The problem ::
Transcribe the material exactly. Images do not belong in the copy.

+===+

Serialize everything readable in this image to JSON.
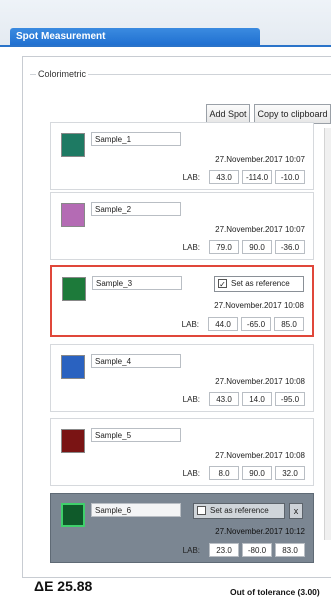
{
  "app": {
    "tab_title": "Spot Measurement"
  },
  "group": {
    "label": "Colorimetric"
  },
  "toolbar": {
    "add_spot": "Add Spot",
    "copy_clipboard": "Copy to clipboard"
  },
  "cards": [
    {
      "name": "Sample_1",
      "swatch": "#1e7a63",
      "timestamp": "27.November.2017 10:07",
      "lab_label": "LAB:",
      "lab": [
        "43.0",
        "-114.0",
        "-10.0"
      ]
    },
    {
      "name": "Sample_2",
      "swatch": "#b46bb4",
      "timestamp": "27.November.2017 10:07",
      "lab_label": "LAB:",
      "lab": [
        "79.0",
        "90.0",
        "-36.0"
      ]
    },
    {
      "name": "Sample_3",
      "swatch": "#1d7a3a",
      "reference_label": "Set as reference",
      "reference_checked": true,
      "timestamp": "27.November.2017 10:08",
      "lab_label": "LAB:",
      "lab": [
        "44.0",
        "-65.0",
        "85.0"
      ]
    },
    {
      "name": "Sample_4",
      "swatch": "#2a62c0",
      "timestamp": "27.November.2017 10:08",
      "lab_label": "LAB:",
      "lab": [
        "43.0",
        "14.0",
        "-95.0"
      ]
    },
    {
      "name": "Sample_5",
      "swatch": "#7a1414",
      "timestamp": "27.November.2017 10:08",
      "lab_label": "LAB:",
      "lab": [
        "8.0",
        "90.0",
        "32.0"
      ]
    },
    {
      "name": "Sample_6",
      "swatch": "#0f5a2a",
      "reference_label": "Set as reference",
      "reference_checked": false,
      "close_label": "x",
      "timestamp": "27.November.2017 10:12",
      "lab_label": "LAB:",
      "lab": [
        "23.0",
        "-80.0",
        "83.0"
      ]
    }
  ],
  "footer": {
    "delta_e": "ΔE 25.88",
    "tolerance": "Out of tolerance (3.00)"
  },
  "colors": {
    "accent": "#1f6fd0",
    "selected_border": "#e0473a",
    "dark_card": "#7b8692",
    "dark_swatch_border": "#3fd06b"
  }
}
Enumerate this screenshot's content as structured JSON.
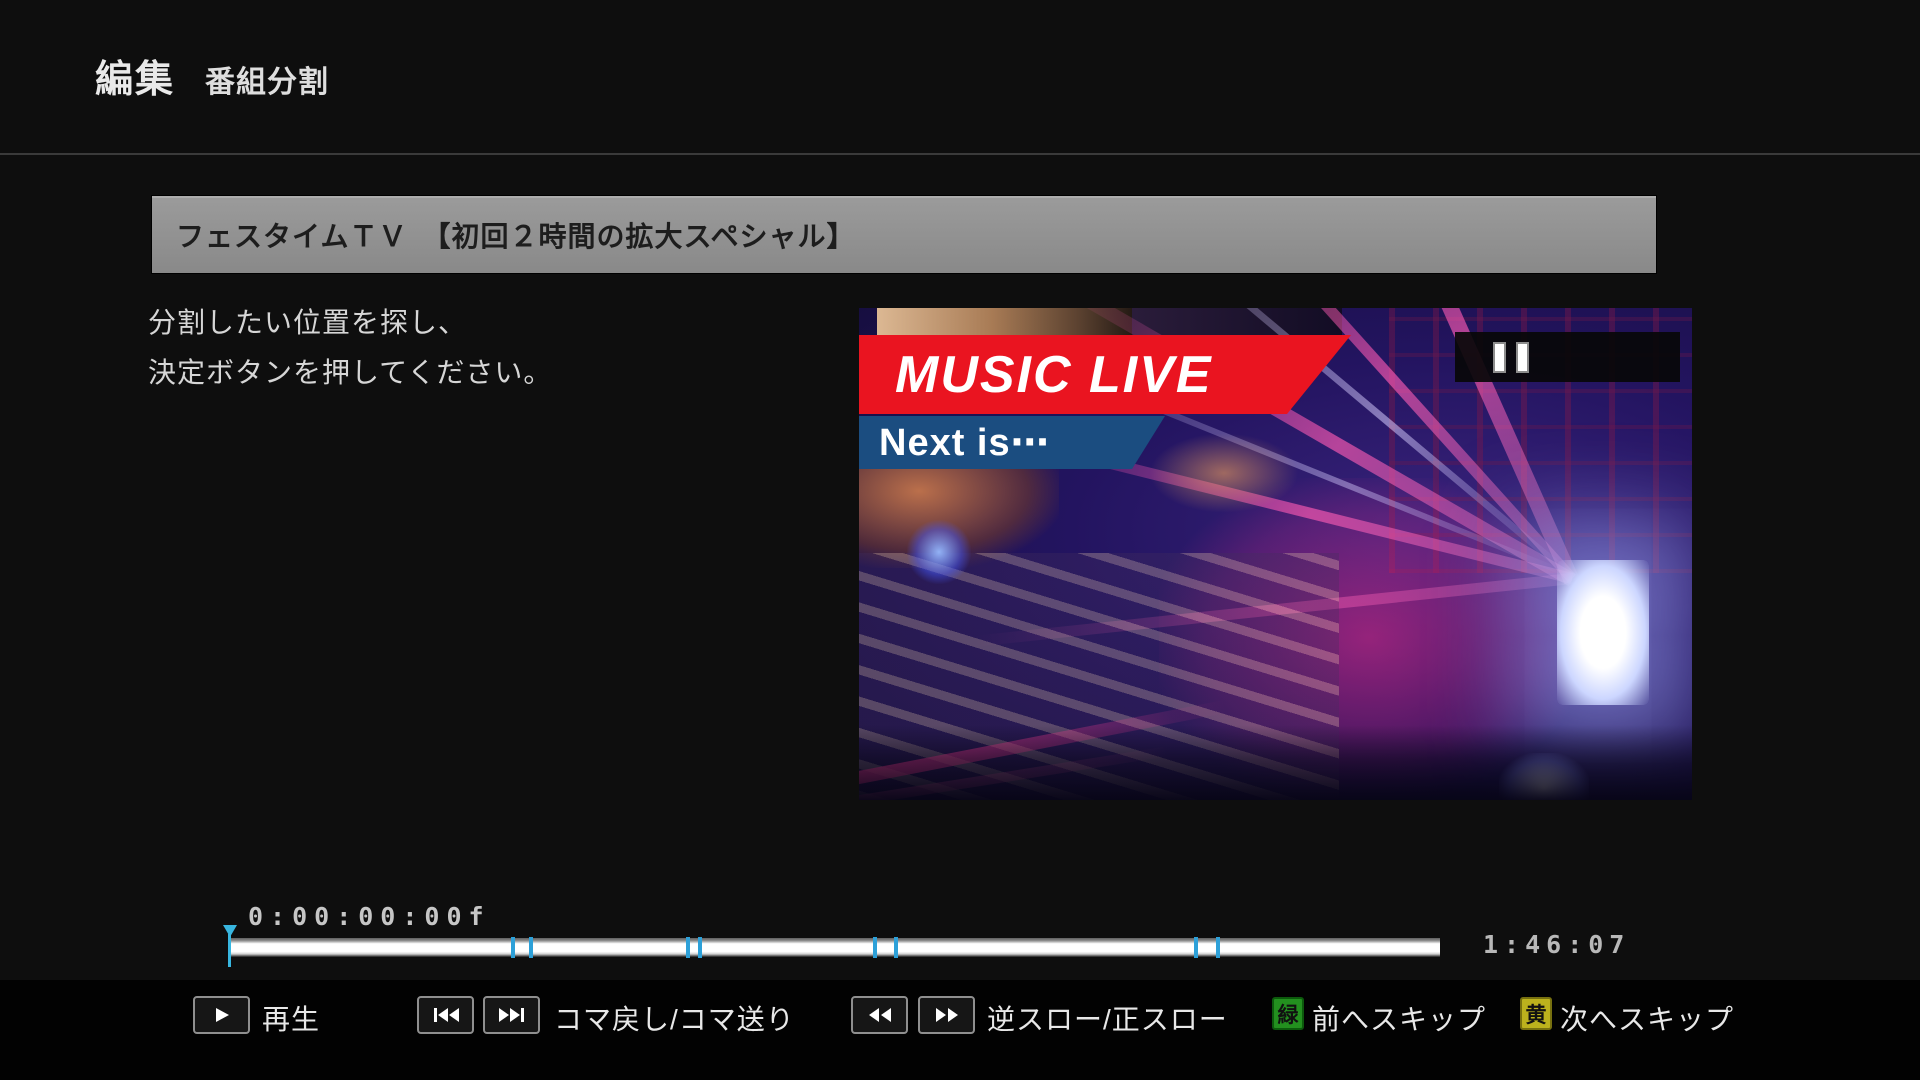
{
  "header": {
    "title": "編集",
    "subtitle": "番組分割"
  },
  "program": {
    "title": "フェスタイムＴＶ　【初回２時間の拡大スペシャル】"
  },
  "instructions": {
    "line1": "分割したい位置を探し、",
    "line2": "決定ボタンを押してください。"
  },
  "video": {
    "state": "paused",
    "banner_primary": "MUSIC LIVE",
    "banner_primary_color": "#ea1420",
    "banner_secondary": "Next is⋯",
    "banner_secondary_color": "#1b4d80"
  },
  "timeline": {
    "current_time": "0:00:00:00f",
    "total_time": "1:46:07",
    "playhead_pct": 0,
    "playhead_color": "#38b6e0",
    "marker_color": "#2da0d8",
    "markers_pct": [
      23.2,
      24.7,
      37.7,
      38.7,
      53.1,
      54.9,
      79.7,
      81.5
    ]
  },
  "controls": {
    "play": {
      "label": "再生",
      "icon": "play-icon"
    },
    "frame": {
      "label": "コマ戻し/コマ送り",
      "icons": [
        "frame-back-icon",
        "frame-forward-icon"
      ]
    },
    "slow": {
      "label": "逆スロー/正スロー",
      "icons": [
        "rewind-icon",
        "fast-forward-icon"
      ]
    },
    "skip_back": {
      "badge": "緑",
      "badge_color": "#23901f",
      "label": "前へスキップ"
    },
    "skip_forward": {
      "badge": "黄",
      "badge_color": "#bcb21d",
      "label": "次へスキップ"
    }
  }
}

+===+

Exercise response ::
Serialize everything readable in this image to JSON.
{
  "app": {
    "tab_title": "Spot Measurement"
  },
  "group": {
    "label": "Colorimetric"
  },
  "toolbar": {
    "add_spot": "Add Spot",
    "copy_clipboard": "Copy to clipboard"
  },
  "cards": [
    {
      "name": "Sample_1",
      "swatch": "#1e7a63",
      "timestamp": "27.November.2017 10:07",
      "lab_label": "LAB:",
      "lab": [
        "43.0",
        "-114.0",
        "-10.0"
      ]
    },
    {
      "name": "Sample_2",
      "swatch": "#b46bb4",
      "timestamp": "27.November.2017 10:07",
      "lab_label": "LAB:",
      "lab": [
        "79.0",
        "90.0",
        "-36.0"
      ]
    },
    {
      "name": "Sample_3",
      "swatch": "#1d7a3a",
      "reference_label": "Set as reference",
      "reference_checked": true,
      "timestamp": "27.November.2017 10:08",
      "lab_label": "LAB:",
      "lab": [
        "44.0",
        "-65.0",
        "85.0"
      ]
    },
    {
      "name": "Sample_4",
      "swatch": "#2a62c0",
      "timestamp": "27.November.2017 10:08",
      "lab_label": "LAB:",
      "lab": [
        "43.0",
        "14.0",
        "-95.0"
      ]
    },
    {
      "name": "Sample_5",
      "swatch": "#7a1414",
      "timestamp": "27.November.2017 10:08",
      "lab_label": "LAB:",
      "lab": [
        "8.0",
        "90.0",
        "32.0"
      ]
    },
    {
      "name": "Sample_6",
      "swatch": "#0f5a2a",
      "reference_label": "Set as reference",
      "reference_checked": false,
      "close_label": "x",
      "timestamp": "27.November.2017 10:12",
      "lab_label": "LAB:",
      "lab": [
        "23.0",
        "-80.0",
        "83.0"
      ]
    }
  ],
  "footer": {
    "delta_e": "ΔE 25.88",
    "tolerance": "Out of tolerance (3.00)"
  },
  "colors": {
    "accent": "#1f6fd0",
    "selected_border": "#e0473a",
    "dark_card": "#7b8692",
    "dark_swatch_border": "#3fd06b"
  }
}
Enumerate this screenshot's content as structured JSON.
{
  "header": {
    "title": "編集",
    "subtitle": "番組分割"
  },
  "program": {
    "title": "フェスタイムＴＶ　【初回２時間の拡大スペシャル】"
  },
  "instructions": {
    "line1": "分割したい位置を探し、",
    "line2": "決定ボタンを押してください。"
  },
  "video": {
    "state": "paused",
    "banner_primary": "MUSIC LIVE",
    "banner_primary_color": "#ea1420",
    "banner_secondary": "Next is⋯",
    "banner_secondary_color": "#1b4d80"
  },
  "timeline": {
    "current_time": "0:00:00:00f",
    "total_time": "1:46:07",
    "playhead_pct": 0,
    "playhead_color": "#38b6e0",
    "marker_color": "#2da0d8",
    "markers_pct": [
      23.2,
      24.7,
      37.7,
      38.7,
      53.1,
      54.9,
      79.7,
      81.5
    ]
  },
  "controls": {
    "play": {
      "label": "再生",
      "icon": "play-icon"
    },
    "frame": {
      "label": "コマ戻し/コマ送り",
      "icons": [
        "frame-back-icon",
        "frame-forward-icon"
      ]
    },
    "slow": {
      "label": "逆スロー/正スロー",
      "icons": [
        "rewind-icon",
        "fast-forward-icon"
      ]
    },
    "skip_back": {
      "badge": "緑",
      "badge_color": "#23901f",
      "label": "前へスキップ"
    },
    "skip_forward": {
      "badge": "黄",
      "badge_color": "#bcb21d",
      "label": "次へスキップ"
    }
  }
}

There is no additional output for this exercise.